## PROBLEM TO WORK ON
Find the string "judgment" in the records. Copy every line it appears in.
---*---
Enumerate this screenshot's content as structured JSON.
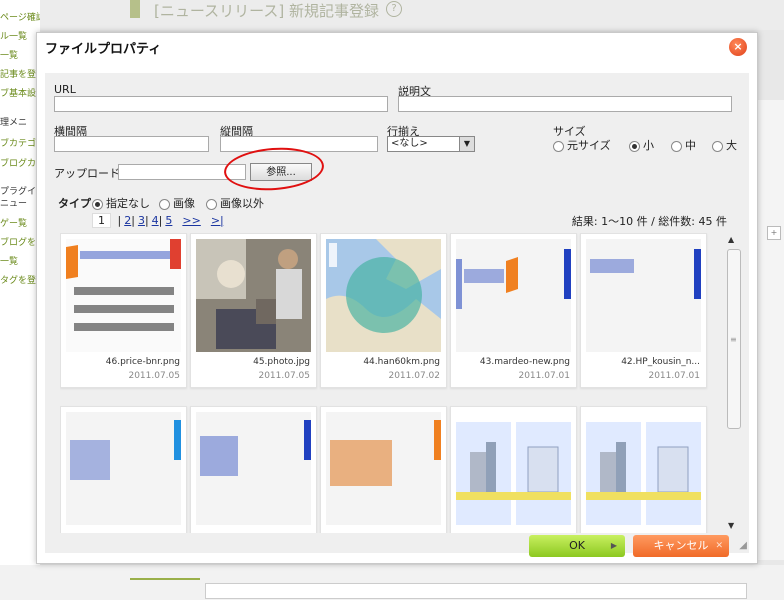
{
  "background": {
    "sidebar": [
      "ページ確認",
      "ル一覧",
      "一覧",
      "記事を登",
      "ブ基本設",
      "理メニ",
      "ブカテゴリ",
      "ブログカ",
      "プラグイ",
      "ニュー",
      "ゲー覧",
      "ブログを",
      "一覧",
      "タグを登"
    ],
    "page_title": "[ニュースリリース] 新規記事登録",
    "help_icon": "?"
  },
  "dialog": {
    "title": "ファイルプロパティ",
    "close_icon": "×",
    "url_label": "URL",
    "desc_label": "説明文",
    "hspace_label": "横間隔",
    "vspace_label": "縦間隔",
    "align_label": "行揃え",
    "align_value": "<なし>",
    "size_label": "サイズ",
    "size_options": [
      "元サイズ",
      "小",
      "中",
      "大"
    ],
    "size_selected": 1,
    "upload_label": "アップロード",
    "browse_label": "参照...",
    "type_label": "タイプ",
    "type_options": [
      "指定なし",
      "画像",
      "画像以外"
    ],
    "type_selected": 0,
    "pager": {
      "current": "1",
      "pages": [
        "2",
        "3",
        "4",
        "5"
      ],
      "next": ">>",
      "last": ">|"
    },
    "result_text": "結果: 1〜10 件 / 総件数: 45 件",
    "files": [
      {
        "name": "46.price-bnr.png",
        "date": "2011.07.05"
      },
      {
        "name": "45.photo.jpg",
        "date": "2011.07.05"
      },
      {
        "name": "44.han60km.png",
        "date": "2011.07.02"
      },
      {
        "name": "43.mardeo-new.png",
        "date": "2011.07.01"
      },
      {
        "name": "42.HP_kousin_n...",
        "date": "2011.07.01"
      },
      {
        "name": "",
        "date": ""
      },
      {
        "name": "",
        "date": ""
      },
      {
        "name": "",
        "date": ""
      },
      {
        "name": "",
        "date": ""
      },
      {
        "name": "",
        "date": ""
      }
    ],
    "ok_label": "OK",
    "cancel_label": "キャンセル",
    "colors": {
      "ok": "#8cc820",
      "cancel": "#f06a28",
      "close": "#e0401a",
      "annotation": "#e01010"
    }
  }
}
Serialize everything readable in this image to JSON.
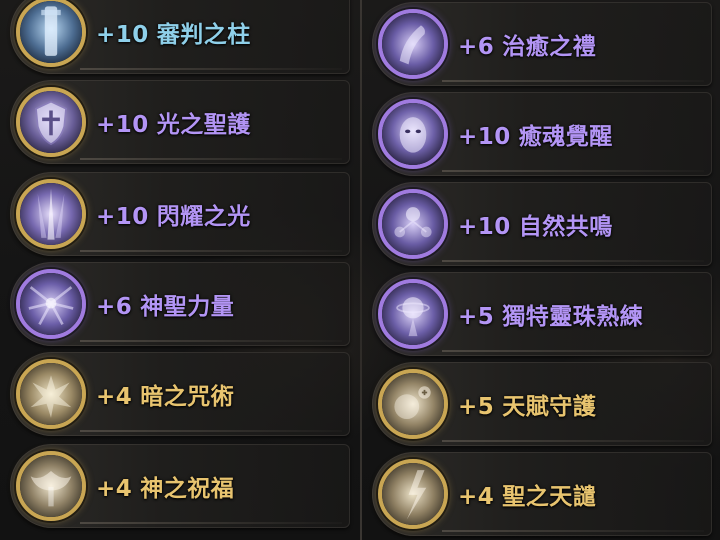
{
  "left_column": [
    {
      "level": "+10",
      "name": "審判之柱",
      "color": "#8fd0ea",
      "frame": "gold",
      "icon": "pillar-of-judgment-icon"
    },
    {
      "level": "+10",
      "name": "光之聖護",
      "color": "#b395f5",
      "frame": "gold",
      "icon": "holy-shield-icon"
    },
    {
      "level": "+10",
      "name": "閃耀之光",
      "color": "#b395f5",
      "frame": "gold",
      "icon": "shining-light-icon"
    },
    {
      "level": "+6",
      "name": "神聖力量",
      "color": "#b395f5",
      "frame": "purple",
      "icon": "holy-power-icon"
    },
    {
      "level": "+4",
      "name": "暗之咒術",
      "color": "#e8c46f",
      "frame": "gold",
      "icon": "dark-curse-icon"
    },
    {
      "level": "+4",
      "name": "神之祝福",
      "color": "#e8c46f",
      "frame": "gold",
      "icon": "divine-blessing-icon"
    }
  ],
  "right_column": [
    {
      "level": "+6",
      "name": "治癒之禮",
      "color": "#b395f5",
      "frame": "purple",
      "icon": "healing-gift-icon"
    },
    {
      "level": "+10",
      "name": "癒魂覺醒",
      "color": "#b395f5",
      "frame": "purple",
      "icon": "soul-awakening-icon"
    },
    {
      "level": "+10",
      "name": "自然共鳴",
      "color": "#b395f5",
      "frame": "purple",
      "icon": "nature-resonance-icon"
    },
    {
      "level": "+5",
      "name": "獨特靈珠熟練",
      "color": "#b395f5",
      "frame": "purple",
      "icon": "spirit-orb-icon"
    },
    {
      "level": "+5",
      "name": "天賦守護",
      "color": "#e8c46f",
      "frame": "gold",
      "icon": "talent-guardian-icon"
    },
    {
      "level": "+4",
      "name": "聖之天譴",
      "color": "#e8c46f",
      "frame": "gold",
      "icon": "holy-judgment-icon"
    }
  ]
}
---*---
## EXPECTED ANSWER
      "icon": "pillar-of-judgment-icon"
      "icon": "holy-judgment-icon"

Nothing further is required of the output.